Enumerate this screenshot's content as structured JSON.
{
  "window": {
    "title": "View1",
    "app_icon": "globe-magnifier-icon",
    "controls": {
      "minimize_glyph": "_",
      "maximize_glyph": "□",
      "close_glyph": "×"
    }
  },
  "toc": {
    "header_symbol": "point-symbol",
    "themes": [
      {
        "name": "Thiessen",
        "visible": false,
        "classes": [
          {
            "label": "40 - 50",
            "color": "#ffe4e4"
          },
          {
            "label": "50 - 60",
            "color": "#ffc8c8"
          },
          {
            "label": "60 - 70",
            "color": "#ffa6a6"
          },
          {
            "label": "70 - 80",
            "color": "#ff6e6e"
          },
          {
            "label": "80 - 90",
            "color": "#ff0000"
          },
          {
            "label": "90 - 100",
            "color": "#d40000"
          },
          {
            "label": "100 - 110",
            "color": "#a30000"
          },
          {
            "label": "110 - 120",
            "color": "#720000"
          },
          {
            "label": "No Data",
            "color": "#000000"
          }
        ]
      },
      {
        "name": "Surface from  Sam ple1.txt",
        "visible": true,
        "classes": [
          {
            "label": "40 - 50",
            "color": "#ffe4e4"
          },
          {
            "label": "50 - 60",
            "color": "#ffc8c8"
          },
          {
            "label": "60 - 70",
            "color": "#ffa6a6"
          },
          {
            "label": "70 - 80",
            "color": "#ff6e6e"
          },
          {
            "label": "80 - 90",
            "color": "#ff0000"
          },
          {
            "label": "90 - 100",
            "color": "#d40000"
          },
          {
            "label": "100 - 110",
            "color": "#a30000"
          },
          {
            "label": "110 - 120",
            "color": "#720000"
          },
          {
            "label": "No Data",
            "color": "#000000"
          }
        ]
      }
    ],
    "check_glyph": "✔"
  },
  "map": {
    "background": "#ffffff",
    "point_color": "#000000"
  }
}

The task -> Copy every line verbatim.

Answer to the task ->
Enumerate this screenshot's content as structured JSON.
{
  "window": {
    "title": "View1",
    "app_icon": "globe-magnifier-icon",
    "controls": {
      "minimize_glyph": "_",
      "maximize_glyph": "□",
      "close_glyph": "×"
    }
  },
  "toc": {
    "header_symbol": "point-symbol",
    "themes": [
      {
        "name": "Thiessen",
        "visible": false,
        "classes": [
          {
            "label": "40 - 50",
            "color": "#ffe4e4"
          },
          {
            "label": "50 - 60",
            "color": "#ffc8c8"
          },
          {
            "label": "60 - 70",
            "color": "#ffa6a6"
          },
          {
            "label": "70 - 80",
            "color": "#ff6e6e"
          },
          {
            "label": "80 - 90",
            "color": "#ff0000"
          },
          {
            "label": "90 - 100",
            "color": "#d40000"
          },
          {
            "label": "100 - 110",
            "color": "#a30000"
          },
          {
            "label": "110 - 120",
            "color": "#720000"
          },
          {
            "label": "No Data",
            "color": "#000000"
          }
        ]
      },
      {
        "name": "Surface from  Sam ple1.txt",
        "visible": true,
        "classes": [
          {
            "label": "40 - 50",
            "color": "#ffe4e4"
          },
          {
            "label": "50 - 60",
            "color": "#ffc8c8"
          },
          {
            "label": "60 - 70",
            "color": "#ffa6a6"
          },
          {
            "label": "70 - 80",
            "color": "#ff6e6e"
          },
          {
            "label": "80 - 90",
            "color": "#ff0000"
          },
          {
            "label": "90 - 100",
            "color": "#d40000"
          },
          {
            "label": "100 - 110",
            "color": "#a30000"
          },
          {
            "label": "110 - 120",
            "color": "#720000"
          },
          {
            "label": "No Data",
            "color": "#000000"
          }
        ]
      }
    ],
    "check_glyph": "✔"
  },
  "map": {
    "background": "#ffffff",
    "point_color": "#000000"
  }
}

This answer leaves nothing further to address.